SHORT EXERCISE
From the entries below, list each line with "踏天逆修".
* begin LISTING *
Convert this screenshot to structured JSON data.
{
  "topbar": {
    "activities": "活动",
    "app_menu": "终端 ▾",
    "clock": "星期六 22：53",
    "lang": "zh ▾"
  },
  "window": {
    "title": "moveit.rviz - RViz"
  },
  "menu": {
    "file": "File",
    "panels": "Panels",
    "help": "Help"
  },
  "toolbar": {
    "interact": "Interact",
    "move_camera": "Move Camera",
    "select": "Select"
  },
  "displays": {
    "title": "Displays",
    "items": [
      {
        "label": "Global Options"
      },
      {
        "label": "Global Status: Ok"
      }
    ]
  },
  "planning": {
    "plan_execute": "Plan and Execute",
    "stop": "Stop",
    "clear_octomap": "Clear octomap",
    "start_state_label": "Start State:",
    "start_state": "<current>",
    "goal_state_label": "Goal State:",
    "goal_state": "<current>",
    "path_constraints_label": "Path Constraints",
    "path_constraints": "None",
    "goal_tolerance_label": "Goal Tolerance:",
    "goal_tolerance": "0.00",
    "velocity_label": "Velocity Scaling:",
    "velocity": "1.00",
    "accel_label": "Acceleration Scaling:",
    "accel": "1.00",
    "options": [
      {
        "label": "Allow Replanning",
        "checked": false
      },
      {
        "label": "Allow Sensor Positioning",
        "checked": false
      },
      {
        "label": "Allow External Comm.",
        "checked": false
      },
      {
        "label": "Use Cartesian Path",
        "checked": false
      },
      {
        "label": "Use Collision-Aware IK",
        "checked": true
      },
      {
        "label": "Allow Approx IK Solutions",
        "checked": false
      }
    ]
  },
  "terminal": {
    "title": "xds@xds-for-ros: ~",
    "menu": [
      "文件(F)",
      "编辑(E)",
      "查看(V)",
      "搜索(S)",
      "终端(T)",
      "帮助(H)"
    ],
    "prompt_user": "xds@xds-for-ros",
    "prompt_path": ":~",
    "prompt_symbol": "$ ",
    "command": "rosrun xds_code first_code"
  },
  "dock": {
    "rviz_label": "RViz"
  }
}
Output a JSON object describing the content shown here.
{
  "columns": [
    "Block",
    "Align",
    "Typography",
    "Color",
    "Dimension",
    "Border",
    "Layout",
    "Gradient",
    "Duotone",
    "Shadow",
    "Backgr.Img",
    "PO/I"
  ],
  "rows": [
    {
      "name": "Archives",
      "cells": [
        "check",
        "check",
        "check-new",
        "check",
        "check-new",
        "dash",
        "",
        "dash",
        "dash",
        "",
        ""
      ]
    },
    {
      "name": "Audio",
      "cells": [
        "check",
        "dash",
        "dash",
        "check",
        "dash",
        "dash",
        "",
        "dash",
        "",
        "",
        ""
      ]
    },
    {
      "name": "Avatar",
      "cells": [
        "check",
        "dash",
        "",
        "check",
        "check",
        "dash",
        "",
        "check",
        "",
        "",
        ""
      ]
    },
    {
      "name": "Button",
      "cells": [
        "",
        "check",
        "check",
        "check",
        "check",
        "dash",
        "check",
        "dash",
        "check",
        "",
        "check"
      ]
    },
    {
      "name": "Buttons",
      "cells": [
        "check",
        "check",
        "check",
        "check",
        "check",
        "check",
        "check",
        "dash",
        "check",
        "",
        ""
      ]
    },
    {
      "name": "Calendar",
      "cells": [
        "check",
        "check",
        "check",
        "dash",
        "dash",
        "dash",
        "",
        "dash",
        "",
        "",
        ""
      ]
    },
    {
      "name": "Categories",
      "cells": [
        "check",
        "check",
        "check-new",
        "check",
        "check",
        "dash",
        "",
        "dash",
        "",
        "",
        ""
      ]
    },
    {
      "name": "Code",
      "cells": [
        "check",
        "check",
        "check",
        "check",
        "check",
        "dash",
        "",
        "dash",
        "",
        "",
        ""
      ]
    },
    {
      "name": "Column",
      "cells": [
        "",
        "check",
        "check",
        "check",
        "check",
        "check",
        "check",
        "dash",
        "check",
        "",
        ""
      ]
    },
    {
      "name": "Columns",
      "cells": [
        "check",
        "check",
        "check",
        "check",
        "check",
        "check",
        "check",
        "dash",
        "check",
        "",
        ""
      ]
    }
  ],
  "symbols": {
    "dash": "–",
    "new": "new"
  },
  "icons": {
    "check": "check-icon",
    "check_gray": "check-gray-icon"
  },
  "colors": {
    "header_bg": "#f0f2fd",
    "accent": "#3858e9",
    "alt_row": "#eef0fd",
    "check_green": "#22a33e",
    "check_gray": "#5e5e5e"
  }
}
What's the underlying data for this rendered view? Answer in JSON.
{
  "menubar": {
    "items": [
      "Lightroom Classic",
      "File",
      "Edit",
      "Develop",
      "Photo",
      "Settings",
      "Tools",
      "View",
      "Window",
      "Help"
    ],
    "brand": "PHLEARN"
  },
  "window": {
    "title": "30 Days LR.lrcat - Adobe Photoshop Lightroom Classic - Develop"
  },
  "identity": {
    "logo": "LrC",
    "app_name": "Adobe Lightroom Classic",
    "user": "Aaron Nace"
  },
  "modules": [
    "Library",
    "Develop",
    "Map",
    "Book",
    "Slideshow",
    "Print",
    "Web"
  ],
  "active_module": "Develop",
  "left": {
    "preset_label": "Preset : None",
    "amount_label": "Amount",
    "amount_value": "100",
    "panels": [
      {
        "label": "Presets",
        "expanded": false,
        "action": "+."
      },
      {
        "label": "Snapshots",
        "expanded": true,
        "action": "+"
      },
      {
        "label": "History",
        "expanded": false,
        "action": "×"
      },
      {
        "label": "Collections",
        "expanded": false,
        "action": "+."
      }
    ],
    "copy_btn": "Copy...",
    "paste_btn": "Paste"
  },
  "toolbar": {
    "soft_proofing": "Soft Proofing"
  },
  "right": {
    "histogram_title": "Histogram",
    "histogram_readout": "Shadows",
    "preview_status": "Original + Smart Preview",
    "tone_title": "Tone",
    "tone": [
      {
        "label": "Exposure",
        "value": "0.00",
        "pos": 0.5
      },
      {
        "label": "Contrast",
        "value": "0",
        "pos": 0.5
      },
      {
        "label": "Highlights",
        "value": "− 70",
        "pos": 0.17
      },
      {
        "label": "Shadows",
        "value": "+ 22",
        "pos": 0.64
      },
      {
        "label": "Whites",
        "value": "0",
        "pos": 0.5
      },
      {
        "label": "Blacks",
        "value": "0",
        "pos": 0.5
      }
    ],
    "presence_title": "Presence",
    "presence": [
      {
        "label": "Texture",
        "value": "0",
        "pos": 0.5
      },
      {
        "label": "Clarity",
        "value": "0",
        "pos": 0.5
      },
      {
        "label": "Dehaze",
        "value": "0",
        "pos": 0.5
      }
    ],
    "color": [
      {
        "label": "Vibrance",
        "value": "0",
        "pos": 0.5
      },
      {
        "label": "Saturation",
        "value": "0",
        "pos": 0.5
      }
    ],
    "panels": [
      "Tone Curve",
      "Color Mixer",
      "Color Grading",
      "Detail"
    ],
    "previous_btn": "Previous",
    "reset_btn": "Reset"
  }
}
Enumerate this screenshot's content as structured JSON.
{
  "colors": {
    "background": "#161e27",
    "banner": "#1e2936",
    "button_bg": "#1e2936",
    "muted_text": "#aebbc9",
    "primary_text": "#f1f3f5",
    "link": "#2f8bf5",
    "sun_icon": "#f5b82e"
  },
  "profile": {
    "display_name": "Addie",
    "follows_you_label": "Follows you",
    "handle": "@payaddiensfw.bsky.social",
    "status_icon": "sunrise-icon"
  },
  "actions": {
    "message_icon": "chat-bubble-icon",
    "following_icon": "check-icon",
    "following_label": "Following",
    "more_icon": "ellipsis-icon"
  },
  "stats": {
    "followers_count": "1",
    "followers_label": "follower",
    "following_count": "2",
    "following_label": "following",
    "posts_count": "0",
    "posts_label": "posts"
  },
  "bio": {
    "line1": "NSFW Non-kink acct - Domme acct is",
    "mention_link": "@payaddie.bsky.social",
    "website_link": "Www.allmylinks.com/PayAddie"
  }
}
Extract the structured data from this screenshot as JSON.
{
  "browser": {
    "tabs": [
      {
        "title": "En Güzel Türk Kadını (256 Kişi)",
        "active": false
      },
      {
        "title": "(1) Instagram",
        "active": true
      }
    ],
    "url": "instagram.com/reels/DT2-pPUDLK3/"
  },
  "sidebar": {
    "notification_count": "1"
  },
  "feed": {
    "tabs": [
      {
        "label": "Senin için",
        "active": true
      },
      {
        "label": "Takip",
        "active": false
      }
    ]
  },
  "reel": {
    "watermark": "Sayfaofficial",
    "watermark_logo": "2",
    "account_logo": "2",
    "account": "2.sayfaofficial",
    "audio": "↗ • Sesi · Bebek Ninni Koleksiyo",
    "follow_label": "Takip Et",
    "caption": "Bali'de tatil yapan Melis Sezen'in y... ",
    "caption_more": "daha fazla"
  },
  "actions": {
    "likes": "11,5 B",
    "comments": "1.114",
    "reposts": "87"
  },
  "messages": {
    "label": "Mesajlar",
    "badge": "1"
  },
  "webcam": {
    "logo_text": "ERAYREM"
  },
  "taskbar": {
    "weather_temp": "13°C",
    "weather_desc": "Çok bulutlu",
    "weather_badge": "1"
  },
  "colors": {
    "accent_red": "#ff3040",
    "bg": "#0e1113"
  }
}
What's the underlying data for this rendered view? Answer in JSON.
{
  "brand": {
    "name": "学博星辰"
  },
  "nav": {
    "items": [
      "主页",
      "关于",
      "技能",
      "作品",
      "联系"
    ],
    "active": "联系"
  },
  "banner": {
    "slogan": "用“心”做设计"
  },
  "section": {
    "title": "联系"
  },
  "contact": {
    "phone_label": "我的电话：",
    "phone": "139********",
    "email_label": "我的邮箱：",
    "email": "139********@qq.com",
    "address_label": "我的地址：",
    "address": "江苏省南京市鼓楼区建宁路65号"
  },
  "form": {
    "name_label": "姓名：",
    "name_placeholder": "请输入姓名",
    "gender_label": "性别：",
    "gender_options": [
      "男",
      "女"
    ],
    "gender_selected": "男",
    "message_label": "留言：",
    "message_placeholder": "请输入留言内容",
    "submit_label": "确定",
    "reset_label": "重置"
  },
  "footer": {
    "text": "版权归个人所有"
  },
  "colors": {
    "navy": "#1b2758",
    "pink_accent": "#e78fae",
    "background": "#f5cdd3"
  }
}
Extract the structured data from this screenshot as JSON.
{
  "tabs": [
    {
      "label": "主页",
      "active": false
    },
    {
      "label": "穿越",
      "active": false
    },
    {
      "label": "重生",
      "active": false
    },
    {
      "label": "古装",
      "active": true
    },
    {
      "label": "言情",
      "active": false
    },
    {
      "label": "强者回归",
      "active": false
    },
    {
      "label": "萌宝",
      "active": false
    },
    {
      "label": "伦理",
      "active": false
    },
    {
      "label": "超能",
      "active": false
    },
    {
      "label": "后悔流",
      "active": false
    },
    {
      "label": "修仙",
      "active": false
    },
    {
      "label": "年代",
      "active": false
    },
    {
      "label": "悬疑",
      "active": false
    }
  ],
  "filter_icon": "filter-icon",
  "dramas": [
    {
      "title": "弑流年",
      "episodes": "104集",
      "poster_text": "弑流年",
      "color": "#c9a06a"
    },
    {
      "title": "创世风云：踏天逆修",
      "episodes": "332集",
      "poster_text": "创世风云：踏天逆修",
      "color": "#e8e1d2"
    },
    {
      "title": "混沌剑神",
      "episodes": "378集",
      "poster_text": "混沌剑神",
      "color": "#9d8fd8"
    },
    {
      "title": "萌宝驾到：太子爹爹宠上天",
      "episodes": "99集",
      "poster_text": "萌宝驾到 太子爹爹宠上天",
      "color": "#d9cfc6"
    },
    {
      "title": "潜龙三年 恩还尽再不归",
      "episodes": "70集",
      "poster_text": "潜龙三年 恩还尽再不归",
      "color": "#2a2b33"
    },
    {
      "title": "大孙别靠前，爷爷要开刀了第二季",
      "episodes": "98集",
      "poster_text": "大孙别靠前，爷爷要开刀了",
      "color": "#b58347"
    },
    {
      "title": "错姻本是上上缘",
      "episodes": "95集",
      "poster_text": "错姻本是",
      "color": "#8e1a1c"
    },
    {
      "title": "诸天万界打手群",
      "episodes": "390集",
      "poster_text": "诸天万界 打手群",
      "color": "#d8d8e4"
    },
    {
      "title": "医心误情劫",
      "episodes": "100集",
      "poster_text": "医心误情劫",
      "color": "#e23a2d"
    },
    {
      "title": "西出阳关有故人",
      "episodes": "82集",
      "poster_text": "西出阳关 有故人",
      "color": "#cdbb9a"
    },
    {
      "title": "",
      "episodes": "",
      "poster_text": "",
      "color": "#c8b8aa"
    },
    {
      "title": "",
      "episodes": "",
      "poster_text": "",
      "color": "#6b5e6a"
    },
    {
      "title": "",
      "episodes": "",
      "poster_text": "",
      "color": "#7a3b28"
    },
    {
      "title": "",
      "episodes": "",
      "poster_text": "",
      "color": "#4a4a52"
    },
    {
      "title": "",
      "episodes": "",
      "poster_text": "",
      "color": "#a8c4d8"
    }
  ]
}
* end LISTING *
THE RESULT
      "title": "创世风云：踏天逆修",
      "poster_text": "创世风云：踏天逆修",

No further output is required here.